(Rows from a dataset)
* BEGIN *

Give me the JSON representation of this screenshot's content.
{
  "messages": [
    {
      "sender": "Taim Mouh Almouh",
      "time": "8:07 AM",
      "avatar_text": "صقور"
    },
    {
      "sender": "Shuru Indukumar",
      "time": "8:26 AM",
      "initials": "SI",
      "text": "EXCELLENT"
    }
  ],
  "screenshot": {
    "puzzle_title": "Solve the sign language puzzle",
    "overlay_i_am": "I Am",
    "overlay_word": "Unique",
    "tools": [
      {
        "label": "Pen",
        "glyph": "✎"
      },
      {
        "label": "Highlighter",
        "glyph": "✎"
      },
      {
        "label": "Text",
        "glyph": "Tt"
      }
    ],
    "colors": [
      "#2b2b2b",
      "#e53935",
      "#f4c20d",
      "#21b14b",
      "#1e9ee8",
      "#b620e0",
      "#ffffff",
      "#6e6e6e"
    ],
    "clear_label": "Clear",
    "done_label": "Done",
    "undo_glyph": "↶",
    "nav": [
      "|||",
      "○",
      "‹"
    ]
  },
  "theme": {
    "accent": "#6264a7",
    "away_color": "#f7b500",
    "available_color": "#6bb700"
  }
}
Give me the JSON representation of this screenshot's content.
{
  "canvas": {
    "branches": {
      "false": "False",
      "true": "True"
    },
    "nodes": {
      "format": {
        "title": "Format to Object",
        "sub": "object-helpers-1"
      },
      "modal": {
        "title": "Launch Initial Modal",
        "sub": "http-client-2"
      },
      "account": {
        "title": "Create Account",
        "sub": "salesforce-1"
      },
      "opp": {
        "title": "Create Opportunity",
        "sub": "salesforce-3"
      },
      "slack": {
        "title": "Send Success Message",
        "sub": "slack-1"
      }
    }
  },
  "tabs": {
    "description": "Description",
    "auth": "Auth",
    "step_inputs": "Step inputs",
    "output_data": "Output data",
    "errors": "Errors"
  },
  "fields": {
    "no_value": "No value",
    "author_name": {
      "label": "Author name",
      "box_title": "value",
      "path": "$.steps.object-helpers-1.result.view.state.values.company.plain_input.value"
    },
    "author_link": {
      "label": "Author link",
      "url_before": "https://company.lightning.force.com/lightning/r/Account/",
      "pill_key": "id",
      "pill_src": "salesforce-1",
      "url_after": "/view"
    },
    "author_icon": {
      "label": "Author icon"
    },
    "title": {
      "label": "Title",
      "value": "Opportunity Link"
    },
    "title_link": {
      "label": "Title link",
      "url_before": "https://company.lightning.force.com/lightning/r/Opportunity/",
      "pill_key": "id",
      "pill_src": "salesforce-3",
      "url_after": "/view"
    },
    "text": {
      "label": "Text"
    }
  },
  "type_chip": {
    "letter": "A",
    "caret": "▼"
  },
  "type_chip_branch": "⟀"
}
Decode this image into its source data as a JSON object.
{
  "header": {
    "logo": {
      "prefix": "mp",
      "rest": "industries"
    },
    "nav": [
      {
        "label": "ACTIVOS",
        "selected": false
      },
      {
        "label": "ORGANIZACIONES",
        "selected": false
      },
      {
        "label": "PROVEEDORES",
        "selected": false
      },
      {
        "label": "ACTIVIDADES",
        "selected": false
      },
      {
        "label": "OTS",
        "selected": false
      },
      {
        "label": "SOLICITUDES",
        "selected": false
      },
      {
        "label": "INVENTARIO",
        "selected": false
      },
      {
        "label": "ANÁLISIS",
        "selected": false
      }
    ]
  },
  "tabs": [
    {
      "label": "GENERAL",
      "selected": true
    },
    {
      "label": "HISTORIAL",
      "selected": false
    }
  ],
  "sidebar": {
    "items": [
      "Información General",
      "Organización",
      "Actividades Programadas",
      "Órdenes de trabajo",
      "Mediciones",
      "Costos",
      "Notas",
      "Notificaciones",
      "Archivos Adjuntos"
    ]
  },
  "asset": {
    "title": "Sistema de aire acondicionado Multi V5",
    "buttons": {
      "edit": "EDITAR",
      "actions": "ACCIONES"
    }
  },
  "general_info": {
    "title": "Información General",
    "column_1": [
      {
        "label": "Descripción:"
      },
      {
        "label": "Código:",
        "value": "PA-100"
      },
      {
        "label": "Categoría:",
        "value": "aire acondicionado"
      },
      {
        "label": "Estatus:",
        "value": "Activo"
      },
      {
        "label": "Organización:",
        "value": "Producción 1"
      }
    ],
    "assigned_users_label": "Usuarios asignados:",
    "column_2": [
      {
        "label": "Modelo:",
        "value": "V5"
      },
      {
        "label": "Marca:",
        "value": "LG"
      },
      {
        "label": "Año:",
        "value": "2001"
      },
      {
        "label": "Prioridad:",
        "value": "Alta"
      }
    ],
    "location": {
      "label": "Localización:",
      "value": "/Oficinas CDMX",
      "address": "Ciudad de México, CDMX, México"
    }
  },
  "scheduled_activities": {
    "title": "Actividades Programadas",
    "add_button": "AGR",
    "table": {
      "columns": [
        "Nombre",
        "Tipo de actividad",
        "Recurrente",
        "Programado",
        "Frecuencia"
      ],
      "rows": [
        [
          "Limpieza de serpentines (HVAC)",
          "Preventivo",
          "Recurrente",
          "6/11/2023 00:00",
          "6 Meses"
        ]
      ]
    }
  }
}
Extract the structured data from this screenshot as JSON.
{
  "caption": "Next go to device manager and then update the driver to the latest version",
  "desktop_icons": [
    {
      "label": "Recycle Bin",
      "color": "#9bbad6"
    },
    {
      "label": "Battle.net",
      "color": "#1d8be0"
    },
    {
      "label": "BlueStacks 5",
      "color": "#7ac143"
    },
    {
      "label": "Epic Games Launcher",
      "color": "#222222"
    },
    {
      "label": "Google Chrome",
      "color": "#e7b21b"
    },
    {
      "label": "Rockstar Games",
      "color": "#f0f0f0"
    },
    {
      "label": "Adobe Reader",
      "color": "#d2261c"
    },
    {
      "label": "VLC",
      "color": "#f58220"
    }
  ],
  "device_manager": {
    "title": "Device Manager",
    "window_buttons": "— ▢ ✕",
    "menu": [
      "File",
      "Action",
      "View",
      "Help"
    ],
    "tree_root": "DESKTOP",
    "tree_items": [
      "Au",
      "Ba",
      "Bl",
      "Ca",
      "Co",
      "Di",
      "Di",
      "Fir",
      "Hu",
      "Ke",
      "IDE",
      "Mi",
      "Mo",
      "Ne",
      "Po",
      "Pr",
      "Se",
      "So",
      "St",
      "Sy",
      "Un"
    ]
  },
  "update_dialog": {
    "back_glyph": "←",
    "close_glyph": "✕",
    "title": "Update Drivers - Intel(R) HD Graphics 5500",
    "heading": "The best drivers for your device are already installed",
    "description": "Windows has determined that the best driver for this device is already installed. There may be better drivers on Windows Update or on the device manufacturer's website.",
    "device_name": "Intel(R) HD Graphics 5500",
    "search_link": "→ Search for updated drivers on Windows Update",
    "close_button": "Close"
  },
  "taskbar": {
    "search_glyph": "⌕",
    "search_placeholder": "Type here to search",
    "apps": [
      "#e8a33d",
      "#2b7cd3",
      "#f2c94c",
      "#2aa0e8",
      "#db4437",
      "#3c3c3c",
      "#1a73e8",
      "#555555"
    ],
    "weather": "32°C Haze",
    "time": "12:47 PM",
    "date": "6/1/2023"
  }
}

* END *

» **OBJECTIVE**:
Copy all the lines, exactly.

» **SOLUTION**:
Give me the JSON representation of this screenshot's content.
{
  "messages": [
    {
      "sender": "Taim Mouh Almouh",
      "time": "8:07 AM",
      "avatar_text": "صقور"
    },
    {
      "sender": "Shuru Indukumar",
      "time": "8:26 AM",
      "initials": "SI",
      "text": "EXCELLENT"
    }
  ],
  "screenshot": {
    "puzzle_title": "Solve the sign language puzzle",
    "overlay_i_am": "I Am",
    "overlay_word": "Unique",
    "tools": [
      {
        "label": "Pen",
        "glyph": "✎"
      },
      {
        "label": "Highlighter",
        "glyph": "✎"
      },
      {
        "label": "Text",
        "glyph": "Tt"
      }
    ],
    "colors": [
      "#2b2b2b",
      "#e53935",
      "#f4c20d",
      "#21b14b",
      "#1e9ee8",
      "#b620e0",
      "#ffffff",
      "#6e6e6e"
    ],
    "clear_label": "Clear",
    "done_label": "Done",
    "undo_glyph": "↶",
    "nav": [
      "|||",
      "○",
      "‹"
    ]
  },
  "theme": {
    "accent": "#6264a7",
    "away_color": "#f7b500",
    "available_color": "#6bb700"
  }
}
Give me the JSON representation of this screenshot's content.
{
  "canvas": {
    "branches": {
      "false": "False",
      "true": "True"
    },
    "nodes": {
      "format": {
        "title": "Format to Object",
        "sub": "object-helpers-1"
      },
      "modal": {
        "title": "Launch Initial Modal",
        "sub": "http-client-2"
      },
      "account": {
        "title": "Create Account",
        "sub": "salesforce-1"
      },
      "opp": {
        "title": "Create Opportunity",
        "sub": "salesforce-3"
      },
      "slack": {
        "title": "Send Success Message",
        "sub": "slack-1"
      }
    }
  },
  "tabs": {
    "description": "Description",
    "auth": "Auth",
    "step_inputs": "Step inputs",
    "output_data": "Output data",
    "errors": "Errors"
  },
  "fields": {
    "no_value": "No value",
    "author_name": {
      "label": "Author name",
      "box_title": "value",
      "path": "$.steps.object-helpers-1.result.view.state.values.company.plain_input.value"
    },
    "author_link": {
      "label": "Author link",
      "url_before": "https://company.lightning.force.com/lightning/r/Account/",
      "pill_key": "id",
      "pill_src": "salesforce-1",
      "url_after": "/view"
    },
    "author_icon": {
      "label": "Author icon"
    },
    "title": {
      "label": "Title",
      "value": "Opportunity Link"
    },
    "title_link": {
      "label": "Title link",
      "url_before": "https://company.lightning.force.com/lightning/r/Opportunity/",
      "pill_key": "id",
      "pill_src": "salesforce-3",
      "url_after": "/view"
    },
    "text": {
      "label": "Text"
    }
  },
  "type_chip": {
    "letter": "A",
    "caret": "▼"
  },
  "type_chip_branch": "⟀"
}
Decode this image into its source data as a JSON object.
{
  "header": {
    "logo": {
      "prefix": "mp",
      "rest": "industries"
    },
    "nav": [
      {
        "label": "ACTIVOS",
        "selected": false
      },
      {
        "label": "ORGANIZACIONES",
        "selected": false
      },
      {
        "label": "PROVEEDORES",
        "selected": false
      },
      {
        "label": "ACTIVIDADES",
        "selected": false
      },
      {
        "label": "OTS",
        "selected": false
      },
      {
        "label": "SOLICITUDES",
        "selected": false
      },
      {
        "label": "INVENTARIO",
        "selected": false
      },
      {
        "label": "ANÁLISIS",
        "selected": false
      }
    ]
  },
  "tabs": [
    {
      "label": "GENERAL",
      "selected": true
    },
    {
      "label": "HISTORIAL",
      "selected": false
    }
  ],
  "sidebar": {
    "items": [
      "Información General",
      "Organización",
      "Actividades Programadas",
      "Órdenes de trabajo",
      "Mediciones",
      "Costos",
      "Notas",
      "Notificaciones",
      "Archivos Adjuntos"
    ]
  },
  "asset": {
    "title": "Sistema de aire acondicionado Multi V5",
    "buttons": {
      "edit": "EDITAR",
      "actions": "ACCIONES"
    }
  },
  "general_info": {
    "title": "Información General",
    "column_1": [
      {
        "label": "Descripción:"
      },
      {
        "label": "Código:",
        "value": "PA-100"
      },
      {
        "label": "Categoría:",
        "value": "aire acondicionado"
      },
      {
        "label": "Estatus:",
        "value": "Activo"
      },
      {
        "label": "Organización:",
        "value": "Producción 1"
      }
    ],
    "assigned_users_label": "Usuarios asignados:",
    "column_2": [
      {
        "label": "Modelo:",
        "value": "V5"
      },
      {
        "label": "Marca:",
        "value": "LG"
      },
      {
        "label": "Año:",
        "value": "2001"
      },
      {
        "label": "Prioridad:",
        "value": "Alta"
      }
    ],
    "location": {
      "label": "Localización:",
      "value": "/Oficinas CDMX",
      "address": "Ciudad de México, CDMX, México"
    }
  },
  "scheduled_activities": {
    "title": "Actividades Programadas",
    "add_button": "AGR",
    "table": {
      "columns": [
        "Nombre",
        "Tipo de actividad",
        "Recurrente",
        "Programado",
        "Frecuencia"
      ],
      "rows": [
        [
          "Limpieza de serpentines (HVAC)",
          "Preventivo",
          "Recurrente",
          "6/11/2023 00:00",
          "6 Meses"
        ]
      ]
    }
  }
}
Extract the structured data from this screenshot as JSON.
{
  "caption": "Next go to device manager and then update the driver to the latest version",
  "desktop_icons": [
    {
      "label": "Recycle Bin",
      "color": "#9bbad6"
    },
    {
      "label": "Battle.net",
      "color": "#1d8be0"
    },
    {
      "label": "BlueStacks 5",
      "color": "#7ac143"
    },
    {
      "label": "Epic Games Launcher",
      "color": "#222222"
    },
    {
      "label": "Google Chrome",
      "color": "#e7b21b"
    },
    {
      "label": "Rockstar Games",
      "color": "#f0f0f0"
    },
    {
      "label": "Adobe Reader",
      "color": "#d2261c"
    },
    {
      "label": "VLC",
      "color": "#f58220"
    }
  ],
  "device_manager": {
    "title": "Device Manager",
    "window_buttons": "— ▢ ✕",
    "menu": [
      "File",
      "Action",
      "View",
      "Help"
    ],
    "tree_root": "DESKTOP",
    "tree_items": [
      "Au",
      "Ba",
      "Bl",
      "Ca",
      "Co",
      "Di",
      "Di",
      "Fir",
      "Hu",
      "Ke",
      "IDE",
      "Mi",
      "Mo",
      "Ne",
      "Po",
      "Pr",
      "Se",
      "So",
      "St",
      "Sy",
      "Un"
    ]
  },
  "update_dialog": {
    "back_glyph": "←",
    "close_glyph": "✕",
    "title": "Update Drivers - Intel(R) HD Graphics 5500",
    "heading": "The best drivers for your device are already installed",
    "description": "Windows has determined that the best driver for this device is already installed. There may be better drivers on Windows Update or on the device manufacturer's website.",
    "device_name": "Intel(R) HD Graphics 5500",
    "search_link": "→ Search for updated drivers on Windows Update",
    "close_button": "Close"
  },
  "taskbar": {
    "search_glyph": "⌕",
    "search_placeholder": "Type here to search",
    "apps": [
      "#e8a33d",
      "#2b7cd3",
      "#f2c94c",
      "#2aa0e8",
      "#db4437",
      "#3c3c3c",
      "#1a73e8",
      "#555555"
    ],
    "weather": "32°C Haze",
    "time": "12:47 PM",
    "date": "6/1/2023"
  }
}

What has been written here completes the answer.